Output each entry below as it stands, leaving out every picture.
==============================
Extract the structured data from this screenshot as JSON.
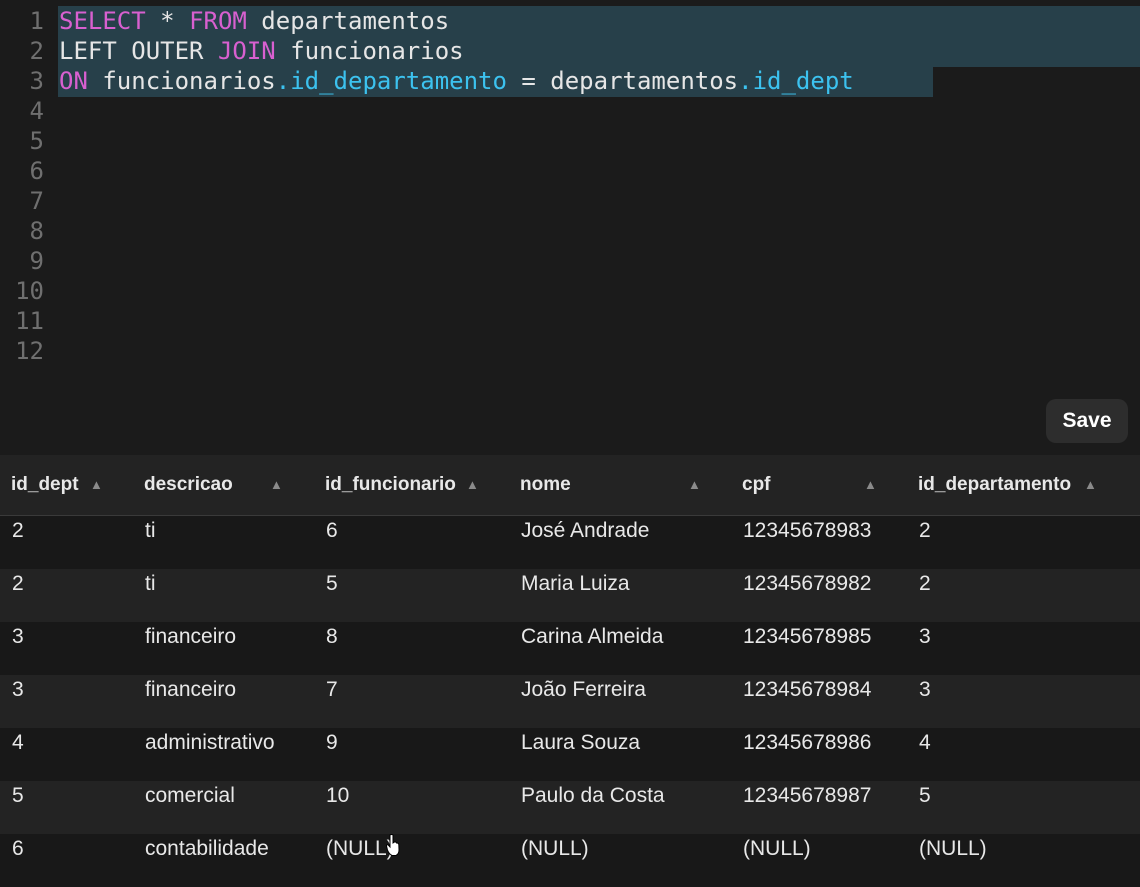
{
  "editor": {
    "line_numbers": [
      "1",
      "2",
      "3",
      "4",
      "5",
      "6",
      "7",
      "8",
      "9",
      "10",
      "11",
      "12"
    ],
    "lines": [
      [
        {
          "t": "SELECT",
          "c": "kw"
        },
        {
          "t": " * ",
          "c": ""
        },
        {
          "t": "FROM",
          "c": "kw"
        },
        {
          "t": " departamentos",
          "c": ""
        }
      ],
      [
        {
          "t": "LEFT OUTER ",
          "c": ""
        },
        {
          "t": "JOIN",
          "c": "kw"
        },
        {
          "t": " funcionarios",
          "c": ""
        }
      ],
      [
        {
          "t": "ON",
          "c": "kw"
        },
        {
          "t": " funcionarios",
          "c": ""
        },
        {
          "t": ".id_departamento",
          "c": "col"
        },
        {
          "t": " = departamentos",
          "c": ""
        },
        {
          "t": ".id_dept",
          "c": "col"
        }
      ]
    ],
    "save_label": "Save"
  },
  "table": {
    "columns": [
      "id_dept",
      "descricao",
      "id_funcionario",
      "nome",
      "cpf",
      "id_departamento"
    ],
    "rows": [
      [
        "2",
        "ti",
        "6",
        "José Andrade",
        "12345678983",
        "2"
      ],
      [
        "2",
        "ti",
        "5",
        "Maria Luiza",
        "12345678982",
        "2"
      ],
      [
        "3",
        "financeiro",
        "8",
        "Carina Almeida",
        "12345678985",
        "3"
      ],
      [
        "3",
        "financeiro",
        "7",
        "João Ferreira",
        "12345678984",
        "3"
      ],
      [
        "4",
        "administrativo",
        "9",
        "Laura Souza",
        "12345678986",
        "4"
      ],
      [
        "5",
        "comercial",
        "10",
        "Paulo da Costa",
        "12345678987",
        "5"
      ],
      [
        "6",
        "contabilidade",
        "(NULL)",
        "(NULL)",
        "(NULL)",
        "(NULL)"
      ]
    ]
  },
  "icons": {
    "sort": "sort-ascending-icon",
    "cursor": "hand-pointer-icon"
  }
}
==============================
■ **Response to the exercise**
Extract the structured data from this screenshot as JSON.
{
  "editor": {
    "line_numbers": [
      "1",
      "2",
      "3",
      "4",
      "5",
      "6",
      "7",
      "8",
      "9",
      "10",
      "11",
      "12"
    ],
    "lines": [
      [
        {
          "t": "SELECT",
          "c": "kw"
        },
        {
          "t": " * ",
          "c": ""
        },
        {
          "t": "FROM",
          "c": "kw"
        },
        {
          "t": " departamentos",
          "c": ""
        }
      ],
      [
        {
          "t": "LEFT OUTER ",
          "c": ""
        },
        {
          "t": "JOIN",
          "c": "kw"
        },
        {
          "t": " funcionarios",
          "c": ""
        }
      ],
      [
        {
          "t": "ON",
          "c": "kw"
        },
        {
          "t": " funcionarios",
          "c": ""
        },
        {
          "t": ".id_departamento",
          "c": "col"
        },
        {
          "t": " = departamentos",
          "c": ""
        },
        {
          "t": ".id_dept",
          "c": "col"
        }
      ]
    ],
    "save_label": "Save"
  },
  "table": {
    "columns": [
      "id_dept",
      "descricao",
      "id_funcionario",
      "nome",
      "cpf",
      "id_departamento"
    ],
    "rows": [
      [
        "2",
        "ti",
        "6",
        "José Andrade",
        "12345678983",
        "2"
      ],
      [
        "2",
        "ti",
        "5",
        "Maria Luiza",
        "12345678982",
        "2"
      ],
      [
        "3",
        "financeiro",
        "8",
        "Carina Almeida",
        "12345678985",
        "3"
      ],
      [
        "3",
        "financeiro",
        "7",
        "João Ferreira",
        "12345678984",
        "3"
      ],
      [
        "4",
        "administrativo",
        "9",
        "Laura Souza",
        "12345678986",
        "4"
      ],
      [
        "5",
        "comercial",
        "10",
        "Paulo da Costa",
        "12345678987",
        "5"
      ],
      [
        "6",
        "contabilidade",
        "(NULL)",
        "(NULL)",
        "(NULL)",
        "(NULL)"
      ]
    ]
  },
  "icons": {
    "sort": "sort-ascending-icon",
    "cursor": "hand-pointer-icon"
  }
}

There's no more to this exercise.